WRITTEN INSTRUCTION. Write the material out again in full, word for word. Do not include the pictures.

GIVEN DATA.
• • • • • • •

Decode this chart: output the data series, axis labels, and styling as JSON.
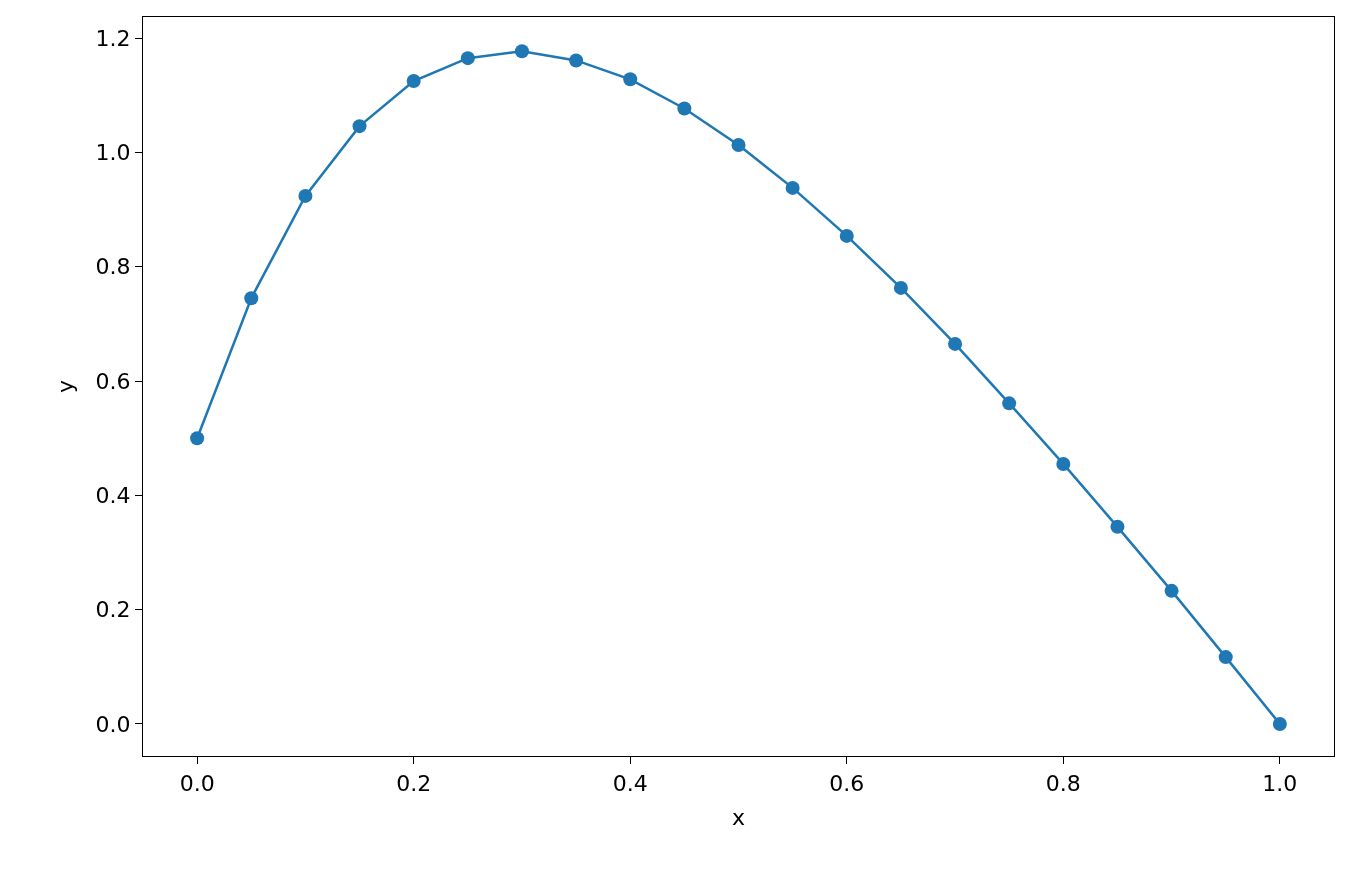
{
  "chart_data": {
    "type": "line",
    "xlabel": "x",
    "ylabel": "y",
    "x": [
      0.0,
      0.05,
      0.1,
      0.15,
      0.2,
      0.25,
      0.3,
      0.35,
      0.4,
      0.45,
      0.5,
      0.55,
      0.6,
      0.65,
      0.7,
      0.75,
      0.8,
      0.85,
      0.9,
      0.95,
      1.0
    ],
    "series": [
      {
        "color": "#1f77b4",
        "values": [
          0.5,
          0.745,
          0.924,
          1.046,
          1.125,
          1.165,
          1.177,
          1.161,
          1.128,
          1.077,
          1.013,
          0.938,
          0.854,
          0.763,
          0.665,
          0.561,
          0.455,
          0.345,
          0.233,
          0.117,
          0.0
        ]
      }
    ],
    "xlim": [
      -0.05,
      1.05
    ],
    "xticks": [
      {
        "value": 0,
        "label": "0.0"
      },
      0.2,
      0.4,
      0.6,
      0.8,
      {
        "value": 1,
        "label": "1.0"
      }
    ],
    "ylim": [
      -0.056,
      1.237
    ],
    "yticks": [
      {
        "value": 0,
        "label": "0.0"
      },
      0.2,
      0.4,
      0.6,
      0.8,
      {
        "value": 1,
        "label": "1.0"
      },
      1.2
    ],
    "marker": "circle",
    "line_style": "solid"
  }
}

• • • • • • •

RESPONSE.
Decode this chart: output the data series, axis labels, and styling as JSON.
{
  "chart_data": {
    "type": "line",
    "xlabel": "x",
    "ylabel": "y",
    "x": [
      0.0,
      0.05,
      0.1,
      0.15,
      0.2,
      0.25,
      0.3,
      0.35,
      0.4,
      0.45,
      0.5,
      0.55,
      0.6,
      0.65,
      0.7,
      0.75,
      0.8,
      0.85,
      0.9,
      0.95,
      1.0
    ],
    "series": [
      {
        "color": "#1f77b4",
        "values": [
          0.5,
          0.745,
          0.924,
          1.046,
          1.125,
          1.165,
          1.177,
          1.161,
          1.128,
          1.077,
          1.013,
          0.938,
          0.854,
          0.763,
          0.665,
          0.561,
          0.455,
          0.345,
          0.233,
          0.117,
          0.0
        ]
      }
    ],
    "xlim": [
      -0.05,
      1.05
    ],
    "xticks": [
      {
        "value": 0,
        "label": "0.0"
      },
      0.2,
      0.4,
      0.6,
      0.8,
      {
        "value": 1,
        "label": "1.0"
      }
    ],
    "ylim": [
      -0.056,
      1.237
    ],
    "yticks": [
      {
        "value": 0,
        "label": "0.0"
      },
      0.2,
      0.4,
      0.6,
      0.8,
      {
        "value": 1,
        "label": "1.0"
      },
      1.2
    ],
    "marker": "circle",
    "line_style": "solid"
  }
}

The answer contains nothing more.